GIVEN EXERCISE A. Reproduce the passage about Corning's glass from "The office of" up to and including "off is not.".

EXTRACT PROVIDED.
- - - - - - -

Corning had invented an expensive upgrade nobody wanted. It didn’t help that crash tests found that “head deceleration was significantly higher” on the windshields—the Chemcor might remain intact, but human skulls would not.

After pitches to Ford Motors and other automakers failed, Project Muscle was shut down and Chemcor was shelved in 1971. It was a solution that would have to wait for the right problem to arise.

When glass is hardened and strengthened it can withstand huge amounts of force from a lever press.
Photo: Max Aguilera-Hellweg
From above, Corning’s headquarters in upstate New York looks like a Space Invaders alien: Designed by architect Kevin Roche in the early ’90s, the structure fans out in staggered blocks. From the ground, though, the tinted windows and extended eaves make the building look more like a glossy, futuristic Japanese palace.

The office of Wendell Weeks, Corning’s CEO, is on the second floor, looking out onto the Chemung River. It was here that Steve Jobs gave the 53-year-old Weeks a seemingly impossible task: Make millions of square feet of ultrathin, ultrastrong glass that didn’t yet exist. Oh, and do it in six months. The story of their collaboration—including Jobs’ attempt to lecture Weeks on the principles of glass and his insistence that such a feat could be accomplished—is well known. How Corning actually pulled it off is not.

Weeks joined Corning in 1983; before assuming the top post in 2005, he oversaw both the company’s television and specialty glass businesses. Talk to him about glass and he describes it as something exotic and beautiful—a material whose potential is just starting to be unlocked by scientists. He’ll gush about its inherent touchability and authenticity, only to segue into a lecture about radio-frequency transparency. “There’s a sort of fundamental truth in the design value of glass,” Weeks says, holding up a clear pebble of the stuff. “It’s like a found object; it’s cool to the touch; it’s smooth but has surface to it. What you’d really want is for this to come alive. That’d be a perfect product.”

- - - - - - -

DATASET EXCERPTS.

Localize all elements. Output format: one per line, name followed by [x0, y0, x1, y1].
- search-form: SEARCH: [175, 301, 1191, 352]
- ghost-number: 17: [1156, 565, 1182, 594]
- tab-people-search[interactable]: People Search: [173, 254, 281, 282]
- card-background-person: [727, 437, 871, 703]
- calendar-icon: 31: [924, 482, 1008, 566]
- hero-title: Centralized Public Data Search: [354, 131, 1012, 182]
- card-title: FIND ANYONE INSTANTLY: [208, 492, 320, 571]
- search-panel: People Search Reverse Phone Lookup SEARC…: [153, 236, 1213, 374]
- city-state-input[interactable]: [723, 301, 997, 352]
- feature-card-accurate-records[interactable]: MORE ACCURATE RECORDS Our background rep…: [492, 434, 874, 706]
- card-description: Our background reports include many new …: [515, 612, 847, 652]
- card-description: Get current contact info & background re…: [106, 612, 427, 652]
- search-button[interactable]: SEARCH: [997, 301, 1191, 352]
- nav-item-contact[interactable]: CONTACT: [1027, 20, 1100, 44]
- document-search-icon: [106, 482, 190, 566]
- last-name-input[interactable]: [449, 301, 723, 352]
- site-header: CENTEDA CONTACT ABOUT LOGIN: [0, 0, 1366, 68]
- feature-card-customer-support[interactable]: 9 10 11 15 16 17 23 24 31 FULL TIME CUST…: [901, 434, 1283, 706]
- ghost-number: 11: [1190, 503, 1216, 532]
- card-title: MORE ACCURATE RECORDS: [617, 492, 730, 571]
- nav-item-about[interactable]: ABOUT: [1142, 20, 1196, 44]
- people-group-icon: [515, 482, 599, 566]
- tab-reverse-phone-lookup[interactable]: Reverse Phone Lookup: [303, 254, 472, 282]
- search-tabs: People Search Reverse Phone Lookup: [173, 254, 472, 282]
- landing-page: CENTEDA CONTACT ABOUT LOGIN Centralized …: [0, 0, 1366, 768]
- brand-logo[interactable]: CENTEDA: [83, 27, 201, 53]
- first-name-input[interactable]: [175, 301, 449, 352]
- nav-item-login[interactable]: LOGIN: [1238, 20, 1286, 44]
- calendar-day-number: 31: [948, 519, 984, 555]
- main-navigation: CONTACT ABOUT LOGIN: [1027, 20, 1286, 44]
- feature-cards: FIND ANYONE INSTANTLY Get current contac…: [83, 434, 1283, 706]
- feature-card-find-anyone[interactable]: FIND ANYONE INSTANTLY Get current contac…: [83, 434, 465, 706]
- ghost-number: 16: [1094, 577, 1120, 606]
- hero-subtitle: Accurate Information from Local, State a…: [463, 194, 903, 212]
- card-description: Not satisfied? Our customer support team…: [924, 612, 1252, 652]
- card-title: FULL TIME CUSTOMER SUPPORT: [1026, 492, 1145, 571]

- - - - - - -

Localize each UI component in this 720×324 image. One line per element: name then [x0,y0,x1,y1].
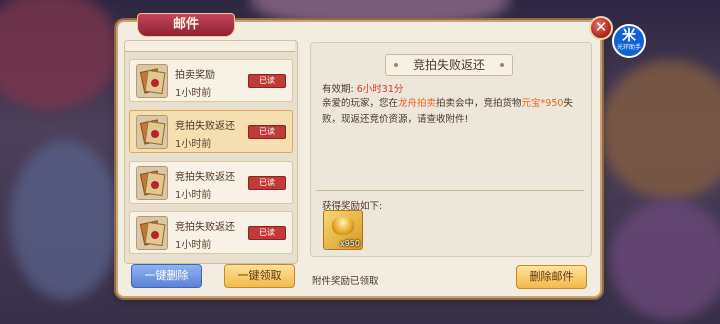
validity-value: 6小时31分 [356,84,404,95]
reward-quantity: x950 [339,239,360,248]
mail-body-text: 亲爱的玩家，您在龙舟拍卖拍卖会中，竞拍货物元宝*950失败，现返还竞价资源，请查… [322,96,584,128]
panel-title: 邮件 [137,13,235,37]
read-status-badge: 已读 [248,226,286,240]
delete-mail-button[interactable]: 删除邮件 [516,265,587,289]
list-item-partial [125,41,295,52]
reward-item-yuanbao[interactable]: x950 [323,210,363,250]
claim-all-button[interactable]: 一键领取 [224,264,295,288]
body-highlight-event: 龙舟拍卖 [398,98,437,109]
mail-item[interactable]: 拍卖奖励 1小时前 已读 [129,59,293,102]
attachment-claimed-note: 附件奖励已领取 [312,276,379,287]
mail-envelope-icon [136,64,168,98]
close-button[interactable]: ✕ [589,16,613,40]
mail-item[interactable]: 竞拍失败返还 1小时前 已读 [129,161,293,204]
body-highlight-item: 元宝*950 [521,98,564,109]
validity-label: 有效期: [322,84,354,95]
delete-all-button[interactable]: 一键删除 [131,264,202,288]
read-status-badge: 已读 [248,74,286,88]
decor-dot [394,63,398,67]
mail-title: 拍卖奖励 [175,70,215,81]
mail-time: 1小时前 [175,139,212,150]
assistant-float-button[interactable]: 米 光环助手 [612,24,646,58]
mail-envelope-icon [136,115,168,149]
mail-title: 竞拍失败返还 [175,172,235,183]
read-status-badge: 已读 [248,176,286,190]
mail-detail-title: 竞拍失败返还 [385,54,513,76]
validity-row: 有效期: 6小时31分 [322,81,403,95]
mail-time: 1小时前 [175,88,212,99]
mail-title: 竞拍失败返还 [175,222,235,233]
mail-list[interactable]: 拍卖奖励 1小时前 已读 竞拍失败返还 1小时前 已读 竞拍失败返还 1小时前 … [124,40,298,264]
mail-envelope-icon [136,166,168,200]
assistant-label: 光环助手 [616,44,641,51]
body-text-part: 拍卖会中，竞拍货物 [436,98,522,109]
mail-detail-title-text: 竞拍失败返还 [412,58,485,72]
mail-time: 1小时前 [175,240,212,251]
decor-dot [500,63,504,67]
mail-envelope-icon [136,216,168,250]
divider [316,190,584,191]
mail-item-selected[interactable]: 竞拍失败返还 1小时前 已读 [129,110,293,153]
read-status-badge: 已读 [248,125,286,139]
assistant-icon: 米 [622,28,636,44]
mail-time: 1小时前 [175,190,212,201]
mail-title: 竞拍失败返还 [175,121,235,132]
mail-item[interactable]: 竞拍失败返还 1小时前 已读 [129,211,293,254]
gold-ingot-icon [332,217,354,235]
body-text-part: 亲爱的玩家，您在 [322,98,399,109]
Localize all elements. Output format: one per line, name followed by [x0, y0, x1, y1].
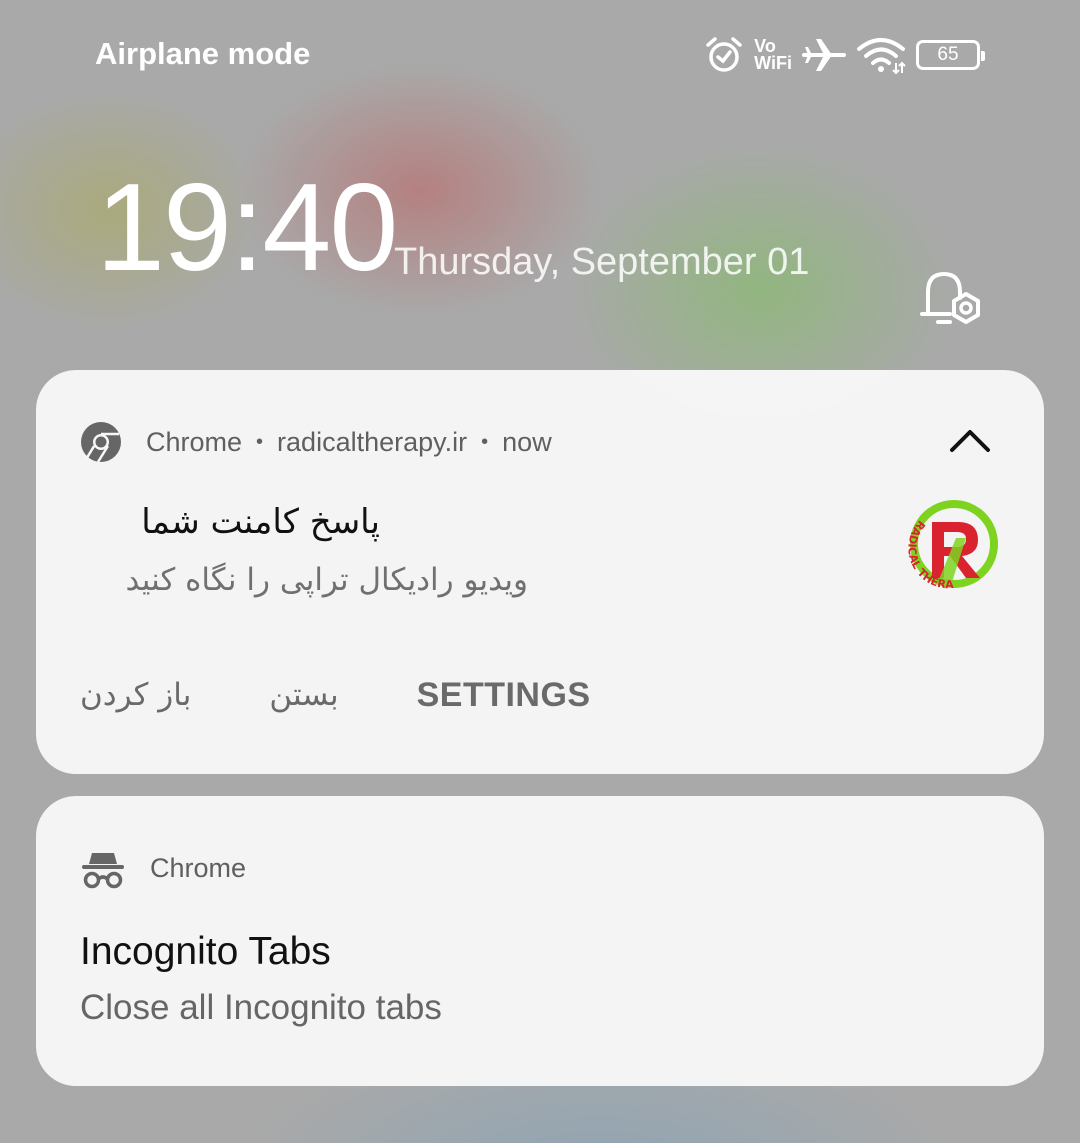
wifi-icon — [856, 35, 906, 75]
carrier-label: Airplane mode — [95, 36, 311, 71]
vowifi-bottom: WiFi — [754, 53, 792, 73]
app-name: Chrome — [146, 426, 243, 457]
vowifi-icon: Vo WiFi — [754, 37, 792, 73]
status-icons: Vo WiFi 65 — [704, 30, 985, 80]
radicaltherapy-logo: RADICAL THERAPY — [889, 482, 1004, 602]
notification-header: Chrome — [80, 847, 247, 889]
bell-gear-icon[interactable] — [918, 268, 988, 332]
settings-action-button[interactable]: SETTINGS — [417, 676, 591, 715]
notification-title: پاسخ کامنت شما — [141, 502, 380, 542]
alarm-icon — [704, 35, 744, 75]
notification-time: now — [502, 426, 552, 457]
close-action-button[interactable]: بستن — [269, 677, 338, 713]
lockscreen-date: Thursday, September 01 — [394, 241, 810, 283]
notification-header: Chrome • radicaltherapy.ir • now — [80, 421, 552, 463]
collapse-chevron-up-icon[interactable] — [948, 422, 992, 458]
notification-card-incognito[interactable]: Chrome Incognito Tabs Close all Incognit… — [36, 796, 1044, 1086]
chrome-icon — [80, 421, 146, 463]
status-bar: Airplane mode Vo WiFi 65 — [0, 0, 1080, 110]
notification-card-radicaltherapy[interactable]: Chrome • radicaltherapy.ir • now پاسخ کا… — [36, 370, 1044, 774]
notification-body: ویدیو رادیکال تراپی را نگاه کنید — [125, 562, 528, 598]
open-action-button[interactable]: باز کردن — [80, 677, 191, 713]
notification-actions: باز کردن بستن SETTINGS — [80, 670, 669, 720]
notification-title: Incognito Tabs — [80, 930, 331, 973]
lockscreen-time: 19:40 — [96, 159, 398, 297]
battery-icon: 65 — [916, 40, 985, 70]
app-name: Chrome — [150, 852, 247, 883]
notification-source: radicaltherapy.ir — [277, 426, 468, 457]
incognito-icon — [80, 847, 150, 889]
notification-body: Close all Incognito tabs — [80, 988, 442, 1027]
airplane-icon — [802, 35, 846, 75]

- - - - - - -

GIVEN EXERCISE B. Transcribe the records from the line with "validity-value: 6小时31分 [356,84,404,95]" up to and including the line with "mail-item[interactable]: 拍卖奖励 1小时前".

WORKED SOLUTION A.
The office of Wendell Weeks, Corning’s CEO, is on the second floor, looking out onto the Chemung River. It was here that Steve Jobs gave the 53-year-old Weeks a seemingly impossible task: Make millions of square feet of ultrathin, ultrastrong glass that didn’t yet exist. Oh, and do it in six months. The story of their collaboration—including Jobs’ attempt to lecture Weeks on the principles of glass and his insistence that such a feat could be accomplished—is well known. How Corning actually pulled it off is not.

WORKED SOLUTION B.
validity-value: 6小时31分 [356,84,404,95]
reward-quantity: x950 [339,239,360,248]
mail-body-text: 亲爱的玩家，您在龙舟拍卖拍卖会中，竞拍货物元宝*950失败，现返还竞价资源，请查… [322,96,584,128]
panel-title: 邮件 [137,13,235,37]
read-status-badge: 已读 [248,226,286,240]
delete-mail-button[interactable]: 删除邮件 [516,265,587,289]
list-item-partial [125,41,295,52]
reward-item-yuanbao[interactable]: x950 [323,210,363,250]
claim-all-button[interactable]: 一键领取 [224,264,295,288]
body-highlight-event: 龙舟拍卖 [398,98,437,109]
mail-item[interactable]: 拍卖奖励 1小时前 已读 [129,59,293,102]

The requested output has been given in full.